## STATED PROBLEM
Lines containing "screenshot" are to be counted. Report the count alone.

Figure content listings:

:::::

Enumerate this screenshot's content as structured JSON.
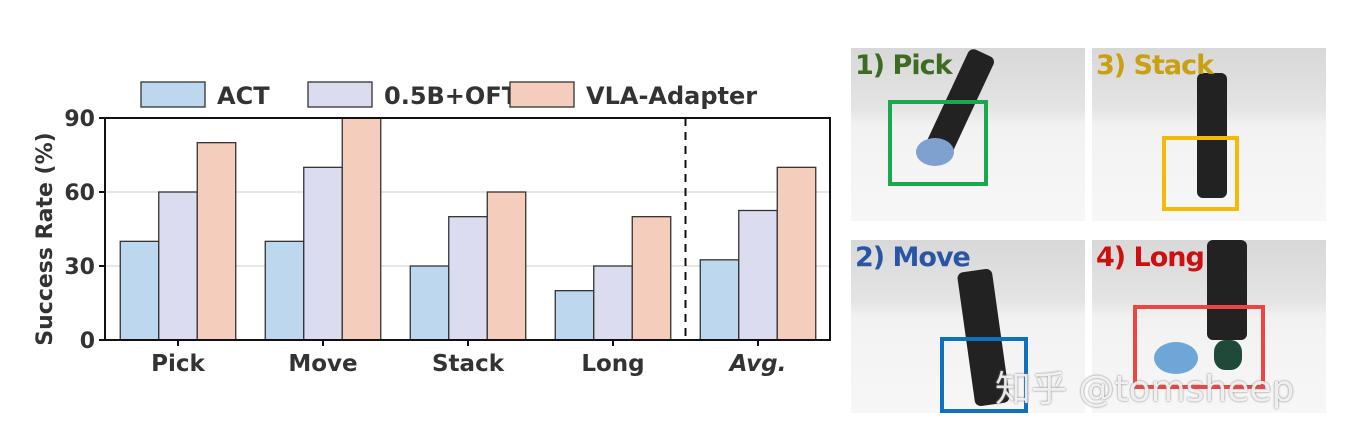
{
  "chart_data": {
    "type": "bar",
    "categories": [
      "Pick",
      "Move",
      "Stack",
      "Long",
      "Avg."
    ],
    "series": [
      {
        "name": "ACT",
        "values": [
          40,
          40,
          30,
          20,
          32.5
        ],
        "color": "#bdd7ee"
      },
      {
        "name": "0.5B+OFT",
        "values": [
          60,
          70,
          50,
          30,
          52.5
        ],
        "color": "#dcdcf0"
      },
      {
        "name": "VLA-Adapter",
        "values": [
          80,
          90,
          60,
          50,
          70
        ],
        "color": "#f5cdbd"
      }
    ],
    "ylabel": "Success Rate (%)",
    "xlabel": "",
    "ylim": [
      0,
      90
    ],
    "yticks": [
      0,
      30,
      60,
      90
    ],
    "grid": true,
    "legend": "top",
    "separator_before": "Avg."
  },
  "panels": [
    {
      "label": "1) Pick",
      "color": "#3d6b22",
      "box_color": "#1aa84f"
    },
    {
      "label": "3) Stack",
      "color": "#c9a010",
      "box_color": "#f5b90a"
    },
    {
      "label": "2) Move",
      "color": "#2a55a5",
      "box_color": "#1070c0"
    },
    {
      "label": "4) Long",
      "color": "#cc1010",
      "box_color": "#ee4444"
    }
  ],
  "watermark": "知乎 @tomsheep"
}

:::::

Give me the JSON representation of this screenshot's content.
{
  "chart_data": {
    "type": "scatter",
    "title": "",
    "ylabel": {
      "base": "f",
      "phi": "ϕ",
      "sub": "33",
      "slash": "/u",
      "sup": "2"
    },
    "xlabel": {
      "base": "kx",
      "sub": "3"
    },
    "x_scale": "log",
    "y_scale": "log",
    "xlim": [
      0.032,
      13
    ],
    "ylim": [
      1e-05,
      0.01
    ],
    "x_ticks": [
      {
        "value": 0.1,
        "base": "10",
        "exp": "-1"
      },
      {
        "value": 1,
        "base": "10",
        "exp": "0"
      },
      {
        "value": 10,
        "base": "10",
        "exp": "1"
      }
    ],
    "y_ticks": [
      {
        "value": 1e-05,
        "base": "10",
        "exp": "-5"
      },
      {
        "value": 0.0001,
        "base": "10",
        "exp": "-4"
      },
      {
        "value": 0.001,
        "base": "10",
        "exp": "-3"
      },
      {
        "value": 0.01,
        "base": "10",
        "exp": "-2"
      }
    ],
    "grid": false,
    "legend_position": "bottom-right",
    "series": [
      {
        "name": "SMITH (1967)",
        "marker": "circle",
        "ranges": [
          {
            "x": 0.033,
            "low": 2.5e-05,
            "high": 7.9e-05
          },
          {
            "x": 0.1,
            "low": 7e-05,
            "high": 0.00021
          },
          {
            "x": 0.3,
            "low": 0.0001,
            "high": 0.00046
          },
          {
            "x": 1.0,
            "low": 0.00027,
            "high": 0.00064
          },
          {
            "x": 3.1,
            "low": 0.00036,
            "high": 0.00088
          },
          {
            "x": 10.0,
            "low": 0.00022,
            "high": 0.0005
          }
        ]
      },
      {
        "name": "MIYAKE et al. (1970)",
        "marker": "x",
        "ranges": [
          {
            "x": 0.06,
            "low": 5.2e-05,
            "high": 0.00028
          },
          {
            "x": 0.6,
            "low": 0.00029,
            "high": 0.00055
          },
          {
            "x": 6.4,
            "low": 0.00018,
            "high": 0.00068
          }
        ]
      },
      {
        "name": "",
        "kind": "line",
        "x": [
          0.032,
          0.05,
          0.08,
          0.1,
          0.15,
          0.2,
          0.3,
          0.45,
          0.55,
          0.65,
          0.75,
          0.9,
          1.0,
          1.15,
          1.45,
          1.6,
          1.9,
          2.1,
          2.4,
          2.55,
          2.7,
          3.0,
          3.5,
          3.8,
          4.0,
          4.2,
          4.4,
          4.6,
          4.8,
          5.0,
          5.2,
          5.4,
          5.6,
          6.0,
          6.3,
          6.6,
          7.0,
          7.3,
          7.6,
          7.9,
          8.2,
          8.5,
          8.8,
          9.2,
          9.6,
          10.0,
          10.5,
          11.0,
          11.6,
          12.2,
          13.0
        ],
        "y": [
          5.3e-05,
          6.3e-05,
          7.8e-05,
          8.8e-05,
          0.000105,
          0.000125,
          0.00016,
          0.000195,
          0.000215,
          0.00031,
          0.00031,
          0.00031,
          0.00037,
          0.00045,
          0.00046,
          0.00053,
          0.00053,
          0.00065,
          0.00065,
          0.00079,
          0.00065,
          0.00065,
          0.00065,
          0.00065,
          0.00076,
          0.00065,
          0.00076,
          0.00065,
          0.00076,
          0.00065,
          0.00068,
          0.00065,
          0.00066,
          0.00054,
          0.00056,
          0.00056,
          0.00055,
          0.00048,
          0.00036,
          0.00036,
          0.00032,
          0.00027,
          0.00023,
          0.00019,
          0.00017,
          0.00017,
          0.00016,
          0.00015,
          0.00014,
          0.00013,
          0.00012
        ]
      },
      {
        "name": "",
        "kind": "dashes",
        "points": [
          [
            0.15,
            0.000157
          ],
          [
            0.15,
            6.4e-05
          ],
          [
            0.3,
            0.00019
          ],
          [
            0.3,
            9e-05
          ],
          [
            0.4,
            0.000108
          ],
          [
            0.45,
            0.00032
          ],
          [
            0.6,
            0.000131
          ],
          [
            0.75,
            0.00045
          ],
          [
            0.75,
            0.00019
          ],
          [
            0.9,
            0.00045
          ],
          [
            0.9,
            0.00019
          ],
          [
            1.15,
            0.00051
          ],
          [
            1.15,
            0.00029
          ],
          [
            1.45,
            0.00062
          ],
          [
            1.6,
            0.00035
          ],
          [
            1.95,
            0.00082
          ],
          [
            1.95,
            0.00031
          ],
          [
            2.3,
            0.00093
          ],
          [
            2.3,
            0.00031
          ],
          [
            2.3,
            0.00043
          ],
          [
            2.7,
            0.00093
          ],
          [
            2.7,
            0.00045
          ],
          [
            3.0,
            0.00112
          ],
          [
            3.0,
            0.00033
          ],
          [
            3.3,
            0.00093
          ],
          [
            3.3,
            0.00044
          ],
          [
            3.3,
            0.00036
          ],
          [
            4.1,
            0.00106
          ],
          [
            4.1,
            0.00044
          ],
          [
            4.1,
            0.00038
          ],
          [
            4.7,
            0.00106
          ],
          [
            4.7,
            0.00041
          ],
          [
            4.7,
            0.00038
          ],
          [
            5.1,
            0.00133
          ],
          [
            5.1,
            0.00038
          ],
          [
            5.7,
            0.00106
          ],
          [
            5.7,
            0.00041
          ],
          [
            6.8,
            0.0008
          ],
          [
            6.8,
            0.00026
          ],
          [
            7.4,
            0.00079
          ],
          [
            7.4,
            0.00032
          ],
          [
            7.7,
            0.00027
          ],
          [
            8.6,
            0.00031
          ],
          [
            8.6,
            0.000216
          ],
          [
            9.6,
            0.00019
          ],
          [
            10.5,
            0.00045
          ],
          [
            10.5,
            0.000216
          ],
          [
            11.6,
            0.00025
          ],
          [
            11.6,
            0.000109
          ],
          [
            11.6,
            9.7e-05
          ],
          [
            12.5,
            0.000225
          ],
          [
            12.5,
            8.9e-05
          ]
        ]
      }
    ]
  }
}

:::::

## CORRECT ANSWER
2